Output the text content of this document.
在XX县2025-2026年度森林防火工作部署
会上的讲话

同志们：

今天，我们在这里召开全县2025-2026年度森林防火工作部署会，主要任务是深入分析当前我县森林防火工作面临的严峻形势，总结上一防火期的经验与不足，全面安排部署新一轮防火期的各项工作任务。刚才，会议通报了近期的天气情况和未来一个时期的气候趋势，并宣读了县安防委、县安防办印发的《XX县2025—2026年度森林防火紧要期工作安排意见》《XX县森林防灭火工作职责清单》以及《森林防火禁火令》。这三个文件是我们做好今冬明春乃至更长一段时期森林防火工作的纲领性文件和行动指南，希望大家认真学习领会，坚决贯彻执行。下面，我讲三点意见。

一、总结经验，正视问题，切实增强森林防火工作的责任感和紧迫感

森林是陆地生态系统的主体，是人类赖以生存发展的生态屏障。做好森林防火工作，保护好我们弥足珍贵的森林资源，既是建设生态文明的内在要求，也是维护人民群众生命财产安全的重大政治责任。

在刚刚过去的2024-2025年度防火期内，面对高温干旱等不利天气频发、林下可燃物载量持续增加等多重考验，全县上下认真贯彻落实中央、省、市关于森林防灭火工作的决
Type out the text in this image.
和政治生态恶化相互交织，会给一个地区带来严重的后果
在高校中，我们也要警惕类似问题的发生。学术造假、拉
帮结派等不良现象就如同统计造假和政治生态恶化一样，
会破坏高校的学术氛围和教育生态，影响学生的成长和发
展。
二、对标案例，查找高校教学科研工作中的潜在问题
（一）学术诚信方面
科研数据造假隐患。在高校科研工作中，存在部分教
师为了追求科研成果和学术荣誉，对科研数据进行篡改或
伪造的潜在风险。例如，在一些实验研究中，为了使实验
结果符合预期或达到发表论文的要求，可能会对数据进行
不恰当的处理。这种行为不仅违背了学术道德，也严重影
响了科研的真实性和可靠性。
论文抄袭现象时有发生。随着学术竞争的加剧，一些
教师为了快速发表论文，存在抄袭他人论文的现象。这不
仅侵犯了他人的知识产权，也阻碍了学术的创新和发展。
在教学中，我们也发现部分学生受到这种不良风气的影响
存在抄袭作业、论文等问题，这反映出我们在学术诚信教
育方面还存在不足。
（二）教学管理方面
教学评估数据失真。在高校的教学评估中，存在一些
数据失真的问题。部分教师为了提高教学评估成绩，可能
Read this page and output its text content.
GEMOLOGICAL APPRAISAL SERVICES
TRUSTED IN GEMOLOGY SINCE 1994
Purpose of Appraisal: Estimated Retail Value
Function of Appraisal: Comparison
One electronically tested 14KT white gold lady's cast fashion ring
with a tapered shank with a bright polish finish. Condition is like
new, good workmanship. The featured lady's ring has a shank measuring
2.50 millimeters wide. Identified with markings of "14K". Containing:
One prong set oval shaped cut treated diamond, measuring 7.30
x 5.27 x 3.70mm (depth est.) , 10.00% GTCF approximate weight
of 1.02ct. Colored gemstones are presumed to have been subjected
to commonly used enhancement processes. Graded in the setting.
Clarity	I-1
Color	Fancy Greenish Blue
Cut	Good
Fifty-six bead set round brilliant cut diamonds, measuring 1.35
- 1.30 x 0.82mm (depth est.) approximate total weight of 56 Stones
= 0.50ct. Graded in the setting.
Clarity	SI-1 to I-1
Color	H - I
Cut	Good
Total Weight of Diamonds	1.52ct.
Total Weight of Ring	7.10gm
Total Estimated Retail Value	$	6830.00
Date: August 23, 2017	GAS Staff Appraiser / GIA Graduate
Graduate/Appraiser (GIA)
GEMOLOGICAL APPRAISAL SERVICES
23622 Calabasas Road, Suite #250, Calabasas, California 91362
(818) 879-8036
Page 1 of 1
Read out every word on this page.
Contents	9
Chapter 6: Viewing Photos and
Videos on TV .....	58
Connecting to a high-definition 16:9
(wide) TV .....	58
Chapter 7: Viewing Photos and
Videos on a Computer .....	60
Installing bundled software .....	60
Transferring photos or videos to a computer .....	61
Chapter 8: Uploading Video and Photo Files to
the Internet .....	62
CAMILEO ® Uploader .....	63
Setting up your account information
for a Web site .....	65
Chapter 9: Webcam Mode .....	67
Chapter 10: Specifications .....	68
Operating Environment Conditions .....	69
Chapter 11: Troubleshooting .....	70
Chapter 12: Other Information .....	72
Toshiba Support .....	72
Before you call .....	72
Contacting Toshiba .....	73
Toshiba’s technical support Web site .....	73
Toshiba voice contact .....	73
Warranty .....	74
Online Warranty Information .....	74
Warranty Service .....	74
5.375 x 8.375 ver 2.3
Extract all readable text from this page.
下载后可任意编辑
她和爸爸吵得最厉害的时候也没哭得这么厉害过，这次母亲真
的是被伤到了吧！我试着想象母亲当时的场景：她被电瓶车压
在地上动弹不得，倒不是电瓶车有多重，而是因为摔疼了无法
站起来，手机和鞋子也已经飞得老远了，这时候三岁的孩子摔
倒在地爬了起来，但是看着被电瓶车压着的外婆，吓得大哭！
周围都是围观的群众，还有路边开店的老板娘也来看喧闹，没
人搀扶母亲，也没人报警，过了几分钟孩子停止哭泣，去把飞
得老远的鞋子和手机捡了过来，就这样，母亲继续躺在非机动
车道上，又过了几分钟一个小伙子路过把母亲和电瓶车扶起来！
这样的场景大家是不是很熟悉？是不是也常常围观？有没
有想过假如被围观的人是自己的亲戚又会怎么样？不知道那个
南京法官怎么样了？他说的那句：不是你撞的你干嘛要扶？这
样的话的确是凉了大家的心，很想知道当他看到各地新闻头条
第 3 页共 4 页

= = = = = = =

● TASK DIRECTIONS
From the listing, copy each line containing the word "shank".

● FULL SOLUTION
with a tapered shank with a bright polish finish. Condition is like
new, good workmanship. The featured lady's ring has a shank measuring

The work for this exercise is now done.